begin

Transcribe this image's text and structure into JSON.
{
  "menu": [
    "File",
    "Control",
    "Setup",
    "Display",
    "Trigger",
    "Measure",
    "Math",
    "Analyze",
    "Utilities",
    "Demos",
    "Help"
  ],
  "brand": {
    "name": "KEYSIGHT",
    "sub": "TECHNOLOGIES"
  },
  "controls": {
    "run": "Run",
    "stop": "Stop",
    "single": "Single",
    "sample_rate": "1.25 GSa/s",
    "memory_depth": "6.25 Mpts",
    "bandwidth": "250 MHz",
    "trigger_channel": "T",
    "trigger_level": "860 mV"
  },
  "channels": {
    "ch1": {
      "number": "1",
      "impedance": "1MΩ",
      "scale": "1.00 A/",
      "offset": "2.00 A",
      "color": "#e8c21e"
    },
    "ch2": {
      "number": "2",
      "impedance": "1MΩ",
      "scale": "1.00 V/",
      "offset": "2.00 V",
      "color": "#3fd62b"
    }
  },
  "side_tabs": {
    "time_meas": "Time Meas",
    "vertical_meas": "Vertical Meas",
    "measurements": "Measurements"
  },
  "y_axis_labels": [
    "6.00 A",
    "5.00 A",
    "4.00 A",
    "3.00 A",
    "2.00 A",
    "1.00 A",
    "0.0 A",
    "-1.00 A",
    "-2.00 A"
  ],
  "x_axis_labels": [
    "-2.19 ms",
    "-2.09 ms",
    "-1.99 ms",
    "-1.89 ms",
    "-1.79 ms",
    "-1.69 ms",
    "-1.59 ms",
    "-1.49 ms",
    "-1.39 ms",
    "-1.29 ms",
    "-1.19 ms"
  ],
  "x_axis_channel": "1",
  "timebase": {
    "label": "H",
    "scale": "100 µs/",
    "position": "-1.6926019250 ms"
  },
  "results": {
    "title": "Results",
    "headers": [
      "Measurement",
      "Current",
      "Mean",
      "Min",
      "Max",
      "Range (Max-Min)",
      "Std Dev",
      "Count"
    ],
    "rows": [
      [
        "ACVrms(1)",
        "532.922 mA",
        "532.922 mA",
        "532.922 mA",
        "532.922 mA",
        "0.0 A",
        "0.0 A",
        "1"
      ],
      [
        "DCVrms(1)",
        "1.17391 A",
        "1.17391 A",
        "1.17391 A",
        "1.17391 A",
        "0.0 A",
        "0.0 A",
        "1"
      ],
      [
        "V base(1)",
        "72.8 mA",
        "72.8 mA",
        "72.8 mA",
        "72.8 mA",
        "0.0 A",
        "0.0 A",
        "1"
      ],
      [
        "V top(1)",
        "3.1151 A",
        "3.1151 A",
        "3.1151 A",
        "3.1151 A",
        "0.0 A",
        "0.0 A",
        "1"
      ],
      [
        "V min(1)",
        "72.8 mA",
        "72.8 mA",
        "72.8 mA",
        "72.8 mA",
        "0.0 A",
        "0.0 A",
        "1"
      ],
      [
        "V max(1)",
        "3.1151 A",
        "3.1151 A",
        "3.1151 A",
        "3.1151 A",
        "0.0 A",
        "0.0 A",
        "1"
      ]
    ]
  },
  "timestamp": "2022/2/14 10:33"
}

end

* Given exercise *
Return the listing above word for word.

* Full solution *
Transcribe this image's text and structure into JSON.
{
  "menu": [
    "File",
    "Control",
    "Setup",
    "Display",
    "Trigger",
    "Measure",
    "Math",
    "Analyze",
    "Utilities",
    "Demos",
    "Help"
  ],
  "brand": {
    "name": "KEYSIGHT",
    "sub": "TECHNOLOGIES"
  },
  "controls": {
    "run": "Run",
    "stop": "Stop",
    "single": "Single",
    "sample_rate": "1.25 GSa/s",
    "memory_depth": "6.25 Mpts",
    "bandwidth": "250 MHz",
    "trigger_channel": "T",
    "trigger_level": "860 mV"
  },
  "channels": {
    "ch1": {
      "number": "1",
      "impedance": "1MΩ",
      "scale": "1.00 A/",
      "offset": "2.00 A",
      "color": "#e8c21e"
    },
    "ch2": {
      "number": "2",
      "impedance": "1MΩ",
      "scale": "1.00 V/",
      "offset": "2.00 V",
      "color": "#3fd62b"
    }
  },
  "side_tabs": {
    "time_meas": "Time Meas",
    "vertical_meas": "Vertical Meas",
    "measurements": "Measurements"
  },
  "y_axis_labels": [
    "6.00 A",
    "5.00 A",
    "4.00 A",
    "3.00 A",
    "2.00 A",
    "1.00 A",
    "0.0 A",
    "-1.00 A",
    "-2.00 A"
  ],
  "x_axis_labels": [
    "-2.19 ms",
    "-2.09 ms",
    "-1.99 ms",
    "-1.89 ms",
    "-1.79 ms",
    "-1.69 ms",
    "-1.59 ms",
    "-1.49 ms",
    "-1.39 ms",
    "-1.29 ms",
    "-1.19 ms"
  ],
  "x_axis_channel": "1",
  "timebase": {
    "label": "H",
    "scale": "100 µs/",
    "position": "-1.6926019250 ms"
  },
  "results": {
    "title": "Results",
    "headers": [
      "Measurement",
      "Current",
      "Mean",
      "Min",
      "Max",
      "Range (Max-Min)",
      "Std Dev",
      "Count"
    ],
    "rows": [
      [
        "ACVrms(1)",
        "532.922 mA",
        "532.922 mA",
        "532.922 mA",
        "532.922 mA",
        "0.0 A",
        "0.0 A",
        "1"
      ],
      [
        "DCVrms(1)",
        "1.17391 A",
        "1.17391 A",
        "1.17391 A",
        "1.17391 A",
        "0.0 A",
        "0.0 A",
        "1"
      ],
      [
        "V base(1)",
        "72.8 mA",
        "72.8 mA",
        "72.8 mA",
        "72.8 mA",
        "0.0 A",
        "0.0 A",
        "1"
      ],
      [
        "V top(1)",
        "3.1151 A",
        "3.1151 A",
        "3.1151 A",
        "3.1151 A",
        "0.0 A",
        "0.0 A",
        "1"
      ],
      [
        "V min(1)",
        "72.8 mA",
        "72.8 mA",
        "72.8 mA",
        "72.8 mA",
        "0.0 A",
        "0.0 A",
        "1"
      ],
      [
        "V max(1)",
        "3.1151 A",
        "3.1151 A",
        "3.1151 A",
        "3.1151 A",
        "0.0 A",
        "0.0 A",
        "1"
      ]
    ]
  },
  "timestamp": "2022/2/14 10:33"
}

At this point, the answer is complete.